---------- MATERIAL FOR THIS EXERCISE

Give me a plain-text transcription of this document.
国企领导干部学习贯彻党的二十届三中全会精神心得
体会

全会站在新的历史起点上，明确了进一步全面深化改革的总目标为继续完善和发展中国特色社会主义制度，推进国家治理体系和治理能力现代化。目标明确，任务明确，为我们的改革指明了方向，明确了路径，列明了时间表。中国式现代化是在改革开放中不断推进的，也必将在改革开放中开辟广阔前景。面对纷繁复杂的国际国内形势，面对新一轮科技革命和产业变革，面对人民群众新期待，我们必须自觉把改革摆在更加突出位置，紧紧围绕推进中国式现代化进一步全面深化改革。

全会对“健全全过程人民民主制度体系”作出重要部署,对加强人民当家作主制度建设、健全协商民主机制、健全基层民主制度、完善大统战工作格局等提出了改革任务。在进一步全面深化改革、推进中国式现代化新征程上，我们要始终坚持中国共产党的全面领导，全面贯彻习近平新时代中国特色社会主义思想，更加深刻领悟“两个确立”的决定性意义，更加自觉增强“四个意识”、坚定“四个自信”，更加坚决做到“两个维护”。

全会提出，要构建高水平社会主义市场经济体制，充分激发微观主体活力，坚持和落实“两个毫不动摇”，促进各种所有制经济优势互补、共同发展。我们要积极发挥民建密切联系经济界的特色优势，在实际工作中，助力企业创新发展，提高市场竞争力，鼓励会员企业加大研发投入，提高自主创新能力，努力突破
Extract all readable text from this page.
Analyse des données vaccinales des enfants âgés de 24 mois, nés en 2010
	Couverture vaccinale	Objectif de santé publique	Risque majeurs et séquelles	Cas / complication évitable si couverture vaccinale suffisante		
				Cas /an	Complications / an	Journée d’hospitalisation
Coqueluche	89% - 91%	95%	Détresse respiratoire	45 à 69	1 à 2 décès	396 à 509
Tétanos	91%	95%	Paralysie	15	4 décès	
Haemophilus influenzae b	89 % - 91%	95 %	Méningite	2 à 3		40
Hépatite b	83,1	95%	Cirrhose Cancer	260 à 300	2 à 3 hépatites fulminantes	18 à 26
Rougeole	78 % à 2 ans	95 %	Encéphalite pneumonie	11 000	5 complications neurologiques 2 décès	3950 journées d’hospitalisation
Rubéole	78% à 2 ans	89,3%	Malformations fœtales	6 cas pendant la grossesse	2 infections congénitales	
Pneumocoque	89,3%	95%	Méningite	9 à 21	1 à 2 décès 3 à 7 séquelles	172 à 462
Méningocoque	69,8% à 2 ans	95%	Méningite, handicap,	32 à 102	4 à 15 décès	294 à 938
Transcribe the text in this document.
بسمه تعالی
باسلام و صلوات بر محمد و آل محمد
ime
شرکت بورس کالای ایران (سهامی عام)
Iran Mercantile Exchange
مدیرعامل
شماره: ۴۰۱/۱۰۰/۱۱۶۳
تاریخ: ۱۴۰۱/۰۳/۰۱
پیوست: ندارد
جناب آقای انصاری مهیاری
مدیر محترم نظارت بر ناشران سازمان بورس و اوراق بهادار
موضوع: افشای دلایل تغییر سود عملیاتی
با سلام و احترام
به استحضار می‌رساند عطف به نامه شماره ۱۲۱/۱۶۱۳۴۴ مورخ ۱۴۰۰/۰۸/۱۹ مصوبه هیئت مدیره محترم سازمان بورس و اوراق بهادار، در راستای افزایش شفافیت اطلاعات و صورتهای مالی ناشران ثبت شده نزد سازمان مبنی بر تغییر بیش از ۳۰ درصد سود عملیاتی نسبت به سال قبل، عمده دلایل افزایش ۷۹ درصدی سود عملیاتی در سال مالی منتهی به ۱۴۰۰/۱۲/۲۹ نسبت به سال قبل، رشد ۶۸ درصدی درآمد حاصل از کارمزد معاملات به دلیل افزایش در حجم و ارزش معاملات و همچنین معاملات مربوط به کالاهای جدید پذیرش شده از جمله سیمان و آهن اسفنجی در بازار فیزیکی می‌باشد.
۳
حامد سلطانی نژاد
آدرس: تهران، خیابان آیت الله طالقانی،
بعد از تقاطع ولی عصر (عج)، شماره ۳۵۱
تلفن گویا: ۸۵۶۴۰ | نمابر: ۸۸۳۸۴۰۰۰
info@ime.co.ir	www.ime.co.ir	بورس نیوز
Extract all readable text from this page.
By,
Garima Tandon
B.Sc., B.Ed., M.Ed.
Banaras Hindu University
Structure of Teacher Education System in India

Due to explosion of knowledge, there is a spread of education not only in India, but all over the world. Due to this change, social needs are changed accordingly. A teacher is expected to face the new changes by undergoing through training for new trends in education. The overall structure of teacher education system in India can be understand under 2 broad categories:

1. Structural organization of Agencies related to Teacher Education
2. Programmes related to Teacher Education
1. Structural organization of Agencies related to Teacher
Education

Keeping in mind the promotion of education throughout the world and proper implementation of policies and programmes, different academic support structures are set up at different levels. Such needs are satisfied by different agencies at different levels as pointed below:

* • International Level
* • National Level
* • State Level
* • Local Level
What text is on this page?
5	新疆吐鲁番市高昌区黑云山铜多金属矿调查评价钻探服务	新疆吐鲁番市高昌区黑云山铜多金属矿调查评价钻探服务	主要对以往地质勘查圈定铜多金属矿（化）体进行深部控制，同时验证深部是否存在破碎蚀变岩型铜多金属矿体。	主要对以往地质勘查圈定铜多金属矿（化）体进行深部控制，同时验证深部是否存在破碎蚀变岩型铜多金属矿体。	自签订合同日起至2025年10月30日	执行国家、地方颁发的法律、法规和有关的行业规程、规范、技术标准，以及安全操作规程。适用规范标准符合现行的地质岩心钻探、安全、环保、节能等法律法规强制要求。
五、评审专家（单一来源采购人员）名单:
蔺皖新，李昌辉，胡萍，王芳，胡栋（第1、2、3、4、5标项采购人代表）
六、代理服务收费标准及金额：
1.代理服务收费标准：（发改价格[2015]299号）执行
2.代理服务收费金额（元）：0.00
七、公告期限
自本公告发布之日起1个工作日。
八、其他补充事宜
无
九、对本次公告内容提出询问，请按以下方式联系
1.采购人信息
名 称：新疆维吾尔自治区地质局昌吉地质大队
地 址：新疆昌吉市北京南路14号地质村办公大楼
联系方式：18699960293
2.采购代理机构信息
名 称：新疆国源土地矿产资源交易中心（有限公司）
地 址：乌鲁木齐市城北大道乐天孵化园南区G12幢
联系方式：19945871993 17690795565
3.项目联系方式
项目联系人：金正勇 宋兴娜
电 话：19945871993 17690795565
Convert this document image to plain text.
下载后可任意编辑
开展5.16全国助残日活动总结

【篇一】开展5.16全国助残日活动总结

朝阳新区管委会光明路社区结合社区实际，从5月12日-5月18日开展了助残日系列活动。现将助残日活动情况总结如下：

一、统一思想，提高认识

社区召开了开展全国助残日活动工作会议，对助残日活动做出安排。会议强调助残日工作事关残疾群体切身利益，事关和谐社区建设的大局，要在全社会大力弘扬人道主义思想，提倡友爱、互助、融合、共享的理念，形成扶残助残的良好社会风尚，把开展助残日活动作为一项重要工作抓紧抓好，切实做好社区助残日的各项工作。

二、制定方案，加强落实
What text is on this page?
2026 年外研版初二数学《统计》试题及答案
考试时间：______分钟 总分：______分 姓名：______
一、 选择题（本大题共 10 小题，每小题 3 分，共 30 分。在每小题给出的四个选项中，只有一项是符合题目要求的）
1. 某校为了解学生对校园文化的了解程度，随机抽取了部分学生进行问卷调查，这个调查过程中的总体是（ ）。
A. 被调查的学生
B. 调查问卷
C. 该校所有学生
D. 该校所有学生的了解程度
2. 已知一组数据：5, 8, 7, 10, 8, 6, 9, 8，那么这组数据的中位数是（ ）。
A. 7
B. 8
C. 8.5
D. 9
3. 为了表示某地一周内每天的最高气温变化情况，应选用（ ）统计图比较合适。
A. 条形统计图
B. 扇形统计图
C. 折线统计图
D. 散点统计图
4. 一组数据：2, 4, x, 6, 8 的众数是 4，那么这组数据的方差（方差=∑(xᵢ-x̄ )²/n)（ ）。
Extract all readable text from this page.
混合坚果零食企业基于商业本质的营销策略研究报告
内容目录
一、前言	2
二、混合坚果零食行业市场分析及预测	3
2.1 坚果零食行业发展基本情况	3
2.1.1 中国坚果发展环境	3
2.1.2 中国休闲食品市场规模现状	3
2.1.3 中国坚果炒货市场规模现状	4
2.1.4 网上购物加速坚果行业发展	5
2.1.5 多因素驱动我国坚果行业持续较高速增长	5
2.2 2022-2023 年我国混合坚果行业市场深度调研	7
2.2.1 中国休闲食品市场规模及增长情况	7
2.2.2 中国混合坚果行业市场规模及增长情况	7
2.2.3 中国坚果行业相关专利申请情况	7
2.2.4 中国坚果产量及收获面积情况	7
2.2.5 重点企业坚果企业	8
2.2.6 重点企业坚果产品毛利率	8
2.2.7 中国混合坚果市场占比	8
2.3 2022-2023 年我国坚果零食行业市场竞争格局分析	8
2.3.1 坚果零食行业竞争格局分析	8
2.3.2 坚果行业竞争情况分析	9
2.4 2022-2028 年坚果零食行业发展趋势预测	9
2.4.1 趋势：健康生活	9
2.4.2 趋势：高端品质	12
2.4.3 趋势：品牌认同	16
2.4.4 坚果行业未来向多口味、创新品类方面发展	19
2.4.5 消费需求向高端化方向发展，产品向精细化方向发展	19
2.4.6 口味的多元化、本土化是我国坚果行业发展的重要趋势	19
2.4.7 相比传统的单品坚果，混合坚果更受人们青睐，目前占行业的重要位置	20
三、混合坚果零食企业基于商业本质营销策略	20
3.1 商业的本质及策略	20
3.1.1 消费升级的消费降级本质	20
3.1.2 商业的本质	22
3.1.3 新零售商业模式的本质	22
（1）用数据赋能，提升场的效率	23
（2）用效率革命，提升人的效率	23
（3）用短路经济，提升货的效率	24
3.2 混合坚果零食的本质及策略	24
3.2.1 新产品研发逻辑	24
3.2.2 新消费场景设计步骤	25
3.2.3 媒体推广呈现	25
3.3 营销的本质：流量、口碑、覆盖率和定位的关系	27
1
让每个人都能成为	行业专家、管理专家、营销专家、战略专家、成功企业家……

--------------------

REQUIRED WORK - Among the entries above, how many lines hold the string "Méningite"? Give the number by itself.

FULL OUTPUT - 3